▶ GOAL:
Take the data below and repeat it exactly.
++++ PROVIDED RECORDS
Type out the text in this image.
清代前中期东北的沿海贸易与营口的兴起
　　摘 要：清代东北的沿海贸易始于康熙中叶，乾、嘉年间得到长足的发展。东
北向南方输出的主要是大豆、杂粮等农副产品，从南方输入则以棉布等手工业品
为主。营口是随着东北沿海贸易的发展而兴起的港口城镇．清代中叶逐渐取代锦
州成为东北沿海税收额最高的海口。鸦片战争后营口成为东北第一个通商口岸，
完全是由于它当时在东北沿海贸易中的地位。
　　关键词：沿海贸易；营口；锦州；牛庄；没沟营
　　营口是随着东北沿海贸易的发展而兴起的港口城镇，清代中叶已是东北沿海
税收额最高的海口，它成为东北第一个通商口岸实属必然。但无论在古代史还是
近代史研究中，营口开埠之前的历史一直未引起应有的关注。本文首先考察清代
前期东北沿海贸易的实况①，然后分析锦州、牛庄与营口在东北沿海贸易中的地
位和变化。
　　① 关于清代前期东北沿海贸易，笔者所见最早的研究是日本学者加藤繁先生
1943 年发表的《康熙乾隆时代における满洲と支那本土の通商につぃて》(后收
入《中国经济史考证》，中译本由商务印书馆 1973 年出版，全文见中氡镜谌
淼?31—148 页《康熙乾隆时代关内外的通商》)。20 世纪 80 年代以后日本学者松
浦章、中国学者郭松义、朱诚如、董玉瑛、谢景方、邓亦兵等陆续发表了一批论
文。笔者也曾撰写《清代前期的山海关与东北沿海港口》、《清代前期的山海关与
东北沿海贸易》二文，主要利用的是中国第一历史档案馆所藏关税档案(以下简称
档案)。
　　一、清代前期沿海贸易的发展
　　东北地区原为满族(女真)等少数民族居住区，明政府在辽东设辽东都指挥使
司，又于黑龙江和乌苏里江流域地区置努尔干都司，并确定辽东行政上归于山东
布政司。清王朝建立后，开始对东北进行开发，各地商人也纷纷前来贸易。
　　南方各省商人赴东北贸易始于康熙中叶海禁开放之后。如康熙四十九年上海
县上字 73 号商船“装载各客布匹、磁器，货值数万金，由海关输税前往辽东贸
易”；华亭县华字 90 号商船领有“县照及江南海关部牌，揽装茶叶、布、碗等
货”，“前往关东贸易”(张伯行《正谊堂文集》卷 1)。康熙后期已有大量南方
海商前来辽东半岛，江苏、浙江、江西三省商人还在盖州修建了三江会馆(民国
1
++++++++
▶ FINAL RESULT:
Type out the text in this image.
清代前中期东北的沿海贸易与营口的兴起
　　摘 要：清代东北的沿海贸易始于康熙中叶，乾、嘉年间得到长足的发展。东
北向南方输出的主要是大豆、杂粮等农副产品，从南方输入则以棉布等手工业品
为主。营口是随着东北沿海贸易的发展而兴起的港口城镇．清代中叶逐渐取代锦
州成为东北沿海税收额最高的海口。鸦片战争后营口成为东北第一个通商口岸，
完全是由于它当时在东北沿海贸易中的地位。
　　关键词：沿海贸易；营口；锦州；牛庄；没沟营
　　营口是随着东北沿海贸易的发展而兴起的港口城镇，清代中叶已是东北沿海
税收额最高的海口，它成为东北第一个通商口岸实属必然。但无论在古代史还是
近代史研究中，营口开埠之前的历史一直未引起应有的关注。本文首先考察清代
前期东北沿海贸易的实况①，然后分析锦州、牛庄与营口在东北沿海贸易中的地
位和变化。
　　① 关于清代前期东北沿海贸易，笔者所见最早的研究是日本学者加藤繁先生
1943 年发表的《康熙乾隆时代における满洲と支那本土の通商につぃて》(后收
入《中国经济史考证》，中译本由商务印书馆 1973 年出版，全文见中氡镜谌
淼?31—148 页《康熙乾隆时代关内外的通商》)。20 世纪 80 年代以后日本学者松
浦章、中国学者郭松义、朱诚如、董玉瑛、谢景方、邓亦兵等陆续发表了一批论
文。笔者也曾撰写《清代前期的山海关与东北沿海港口》、《清代前期的山海关与
东北沿海贸易》二文，主要利用的是中国第一历史档案馆所藏关税档案(以下简称
档案)。
　　一、清代前期沿海贸易的发展
　　东北地区原为满族(女真)等少数民族居住区，明政府在辽东设辽东都指挥使
司，又于黑龙江和乌苏里江流域地区置努尔干都司，并确定辽东行政上归于山东
布政司。清王朝建立后，开始对东北进行开发，各地商人也纷纷前来贸易。
　　南方各省商人赴东北贸易始于康熙中叶海禁开放之后。如康熙四十九年上海
县上字 73 号商船“装载各客布匹、磁器，货值数万金，由海关输税前往辽东贸
易”；华亭县华字 90 号商船领有“县照及江南海关部牌，揽装茶叶、布、碗等
货”，“前往关东贸易”(张伯行《正谊堂文集》卷 1)。康熙后期已有大量南方
海商前来辽东半岛，江苏、浙江、江西三省商人还在盖州修建了三江会馆(民国
1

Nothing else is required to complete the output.